# YOUR GOAL
Find the word "anything" in the listing; pull out each line holding it.

# ENTRIES SUPPLIED
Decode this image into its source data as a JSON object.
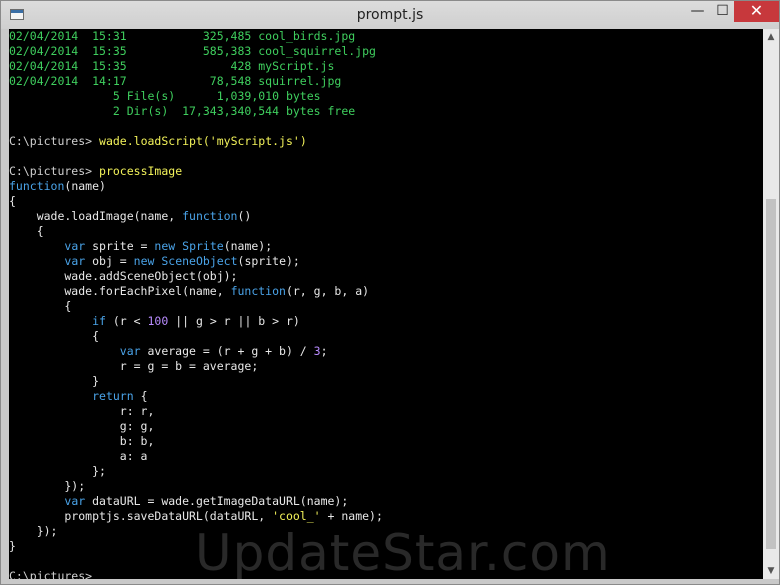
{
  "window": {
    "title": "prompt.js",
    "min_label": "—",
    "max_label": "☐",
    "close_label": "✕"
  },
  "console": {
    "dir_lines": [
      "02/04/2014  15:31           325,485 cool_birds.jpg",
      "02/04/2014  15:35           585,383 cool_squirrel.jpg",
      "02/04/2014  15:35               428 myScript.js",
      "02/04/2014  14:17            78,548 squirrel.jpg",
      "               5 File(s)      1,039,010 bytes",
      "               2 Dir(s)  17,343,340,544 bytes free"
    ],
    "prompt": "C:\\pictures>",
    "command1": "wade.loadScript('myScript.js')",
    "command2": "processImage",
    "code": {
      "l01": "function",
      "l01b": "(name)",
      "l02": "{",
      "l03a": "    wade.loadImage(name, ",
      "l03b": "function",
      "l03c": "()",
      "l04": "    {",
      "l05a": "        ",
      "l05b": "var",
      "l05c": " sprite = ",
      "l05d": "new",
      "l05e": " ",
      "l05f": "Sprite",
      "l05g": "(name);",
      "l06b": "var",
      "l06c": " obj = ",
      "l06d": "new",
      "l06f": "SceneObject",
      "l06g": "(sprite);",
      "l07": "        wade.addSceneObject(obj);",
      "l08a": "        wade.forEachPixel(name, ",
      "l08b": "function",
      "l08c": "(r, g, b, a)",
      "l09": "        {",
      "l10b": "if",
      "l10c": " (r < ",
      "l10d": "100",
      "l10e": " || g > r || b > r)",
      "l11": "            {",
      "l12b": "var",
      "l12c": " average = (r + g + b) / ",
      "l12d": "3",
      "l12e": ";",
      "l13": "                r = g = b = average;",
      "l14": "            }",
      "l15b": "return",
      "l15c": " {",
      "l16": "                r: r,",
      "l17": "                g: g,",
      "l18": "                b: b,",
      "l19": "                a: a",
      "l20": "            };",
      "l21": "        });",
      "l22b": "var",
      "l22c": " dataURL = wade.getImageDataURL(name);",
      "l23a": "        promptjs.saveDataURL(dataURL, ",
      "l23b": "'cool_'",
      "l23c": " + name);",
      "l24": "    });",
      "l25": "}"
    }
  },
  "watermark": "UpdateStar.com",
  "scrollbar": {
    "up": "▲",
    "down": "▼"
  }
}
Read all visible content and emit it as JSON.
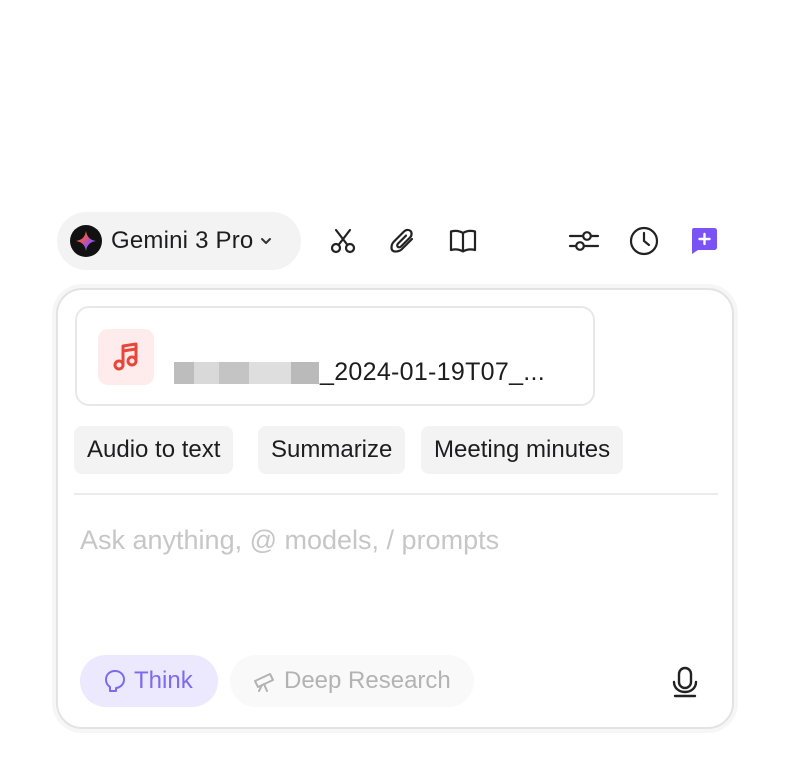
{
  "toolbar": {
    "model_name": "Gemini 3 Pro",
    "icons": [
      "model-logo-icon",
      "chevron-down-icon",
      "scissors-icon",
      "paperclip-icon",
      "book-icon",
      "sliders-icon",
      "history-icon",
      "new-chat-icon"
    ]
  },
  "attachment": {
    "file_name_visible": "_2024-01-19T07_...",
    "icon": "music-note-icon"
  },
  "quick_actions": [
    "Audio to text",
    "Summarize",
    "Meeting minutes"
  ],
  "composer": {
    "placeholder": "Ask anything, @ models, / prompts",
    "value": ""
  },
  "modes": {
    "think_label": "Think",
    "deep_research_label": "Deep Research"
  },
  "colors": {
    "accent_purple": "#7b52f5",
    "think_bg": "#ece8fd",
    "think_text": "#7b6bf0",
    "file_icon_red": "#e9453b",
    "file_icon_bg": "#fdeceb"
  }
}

==

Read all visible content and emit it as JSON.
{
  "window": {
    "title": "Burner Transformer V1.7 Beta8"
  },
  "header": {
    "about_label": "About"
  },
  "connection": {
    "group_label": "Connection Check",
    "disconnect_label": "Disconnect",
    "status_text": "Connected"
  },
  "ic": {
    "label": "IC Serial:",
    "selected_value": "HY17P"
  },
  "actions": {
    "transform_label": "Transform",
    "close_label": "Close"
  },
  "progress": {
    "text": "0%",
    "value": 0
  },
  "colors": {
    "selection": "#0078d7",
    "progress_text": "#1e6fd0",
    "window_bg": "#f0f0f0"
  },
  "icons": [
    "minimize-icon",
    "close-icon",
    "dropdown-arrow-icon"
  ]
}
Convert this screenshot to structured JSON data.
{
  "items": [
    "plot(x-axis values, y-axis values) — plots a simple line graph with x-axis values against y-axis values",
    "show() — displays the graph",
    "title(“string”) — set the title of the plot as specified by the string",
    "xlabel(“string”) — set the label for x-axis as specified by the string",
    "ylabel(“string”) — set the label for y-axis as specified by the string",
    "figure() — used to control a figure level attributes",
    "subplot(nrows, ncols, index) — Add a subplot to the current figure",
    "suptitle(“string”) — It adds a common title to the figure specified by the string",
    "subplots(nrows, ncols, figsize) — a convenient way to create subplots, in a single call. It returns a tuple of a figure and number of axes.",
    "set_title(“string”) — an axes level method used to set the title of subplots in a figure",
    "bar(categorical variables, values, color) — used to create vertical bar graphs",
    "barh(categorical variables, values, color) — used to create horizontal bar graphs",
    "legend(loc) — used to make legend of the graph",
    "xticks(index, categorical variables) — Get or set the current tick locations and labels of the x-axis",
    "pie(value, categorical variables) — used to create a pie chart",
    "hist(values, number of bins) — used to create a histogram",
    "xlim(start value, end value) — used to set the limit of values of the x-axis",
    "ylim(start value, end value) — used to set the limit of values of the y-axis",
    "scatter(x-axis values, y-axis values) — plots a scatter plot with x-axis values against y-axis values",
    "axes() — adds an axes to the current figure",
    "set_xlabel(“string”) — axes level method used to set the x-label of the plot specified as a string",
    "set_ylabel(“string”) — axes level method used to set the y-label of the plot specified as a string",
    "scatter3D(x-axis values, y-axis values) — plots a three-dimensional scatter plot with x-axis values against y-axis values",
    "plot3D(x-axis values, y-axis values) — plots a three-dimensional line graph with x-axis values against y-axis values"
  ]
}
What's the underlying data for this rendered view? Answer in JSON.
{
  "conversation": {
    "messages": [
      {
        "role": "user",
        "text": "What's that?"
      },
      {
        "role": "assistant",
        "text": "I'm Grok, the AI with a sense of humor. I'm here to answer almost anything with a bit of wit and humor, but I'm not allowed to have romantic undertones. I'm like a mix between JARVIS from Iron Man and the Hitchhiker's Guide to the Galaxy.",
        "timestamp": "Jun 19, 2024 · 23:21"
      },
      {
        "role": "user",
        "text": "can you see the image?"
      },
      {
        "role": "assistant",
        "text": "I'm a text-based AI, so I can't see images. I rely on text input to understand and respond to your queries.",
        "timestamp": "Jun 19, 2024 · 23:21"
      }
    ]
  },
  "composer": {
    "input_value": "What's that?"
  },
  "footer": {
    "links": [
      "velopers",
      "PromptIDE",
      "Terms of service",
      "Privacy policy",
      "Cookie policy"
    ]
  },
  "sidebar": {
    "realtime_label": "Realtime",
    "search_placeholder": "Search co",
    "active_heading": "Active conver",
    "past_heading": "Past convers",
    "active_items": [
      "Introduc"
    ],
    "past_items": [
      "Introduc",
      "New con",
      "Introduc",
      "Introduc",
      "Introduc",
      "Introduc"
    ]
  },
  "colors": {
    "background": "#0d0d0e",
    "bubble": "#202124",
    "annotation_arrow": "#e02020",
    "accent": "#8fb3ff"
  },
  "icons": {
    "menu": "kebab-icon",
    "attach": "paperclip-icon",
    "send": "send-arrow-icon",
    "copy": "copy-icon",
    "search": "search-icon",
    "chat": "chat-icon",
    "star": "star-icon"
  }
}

==

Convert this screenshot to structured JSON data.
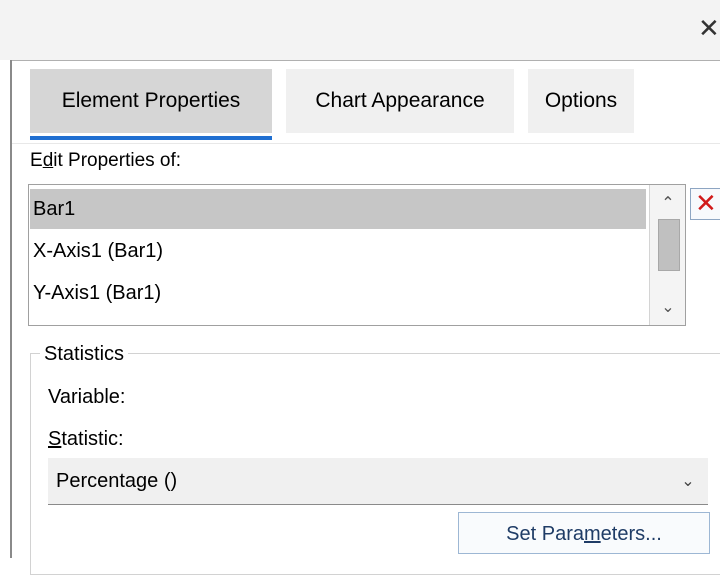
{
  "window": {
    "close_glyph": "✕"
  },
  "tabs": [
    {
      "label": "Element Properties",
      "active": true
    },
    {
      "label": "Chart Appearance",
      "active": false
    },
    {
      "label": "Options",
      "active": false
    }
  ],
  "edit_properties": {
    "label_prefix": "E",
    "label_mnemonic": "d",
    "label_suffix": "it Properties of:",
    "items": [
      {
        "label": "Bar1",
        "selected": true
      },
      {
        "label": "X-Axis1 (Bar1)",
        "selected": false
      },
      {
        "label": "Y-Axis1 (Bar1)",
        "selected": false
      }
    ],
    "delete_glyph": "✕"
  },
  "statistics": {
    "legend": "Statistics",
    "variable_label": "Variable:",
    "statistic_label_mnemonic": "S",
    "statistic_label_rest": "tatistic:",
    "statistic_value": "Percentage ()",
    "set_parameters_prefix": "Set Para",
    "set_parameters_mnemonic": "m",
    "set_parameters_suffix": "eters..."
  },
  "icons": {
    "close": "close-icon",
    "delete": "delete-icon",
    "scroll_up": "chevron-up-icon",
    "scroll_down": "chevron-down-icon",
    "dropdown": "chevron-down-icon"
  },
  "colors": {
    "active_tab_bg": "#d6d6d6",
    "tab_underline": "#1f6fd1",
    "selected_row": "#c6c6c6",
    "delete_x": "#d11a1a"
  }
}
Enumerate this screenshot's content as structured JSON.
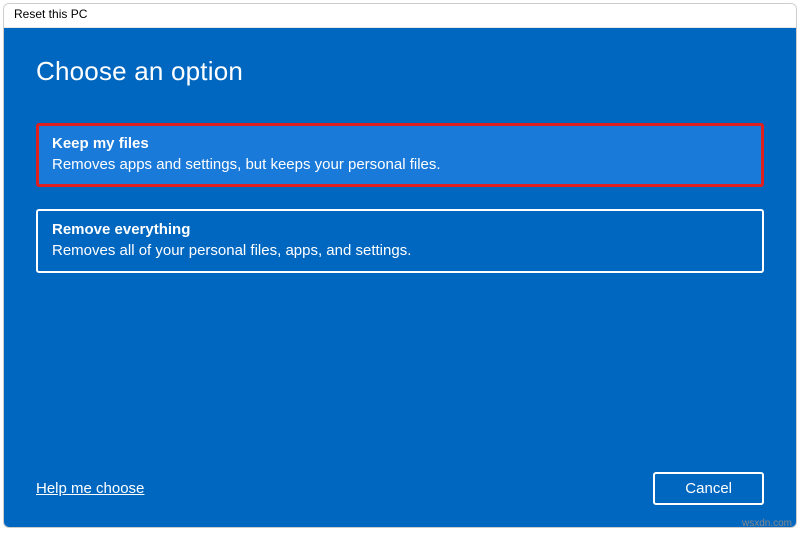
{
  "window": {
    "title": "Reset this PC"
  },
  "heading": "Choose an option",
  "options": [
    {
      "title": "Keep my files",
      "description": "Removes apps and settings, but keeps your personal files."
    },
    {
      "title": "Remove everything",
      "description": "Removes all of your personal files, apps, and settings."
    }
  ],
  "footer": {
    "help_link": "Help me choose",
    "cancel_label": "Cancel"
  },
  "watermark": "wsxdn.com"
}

# FINISHED ANSWER
    "placeholder": "Ask anything, @ models, / prompts",
        "text": "I'm Grok, the AI with a sense of humor. I'm here to answer almost anything with a bit of wit and humor, but I'm not allowed to have romantic undertones. I'm like a mix between JARVIS from Iron Man and the Hitchhiker's Guide to the Galaxy.",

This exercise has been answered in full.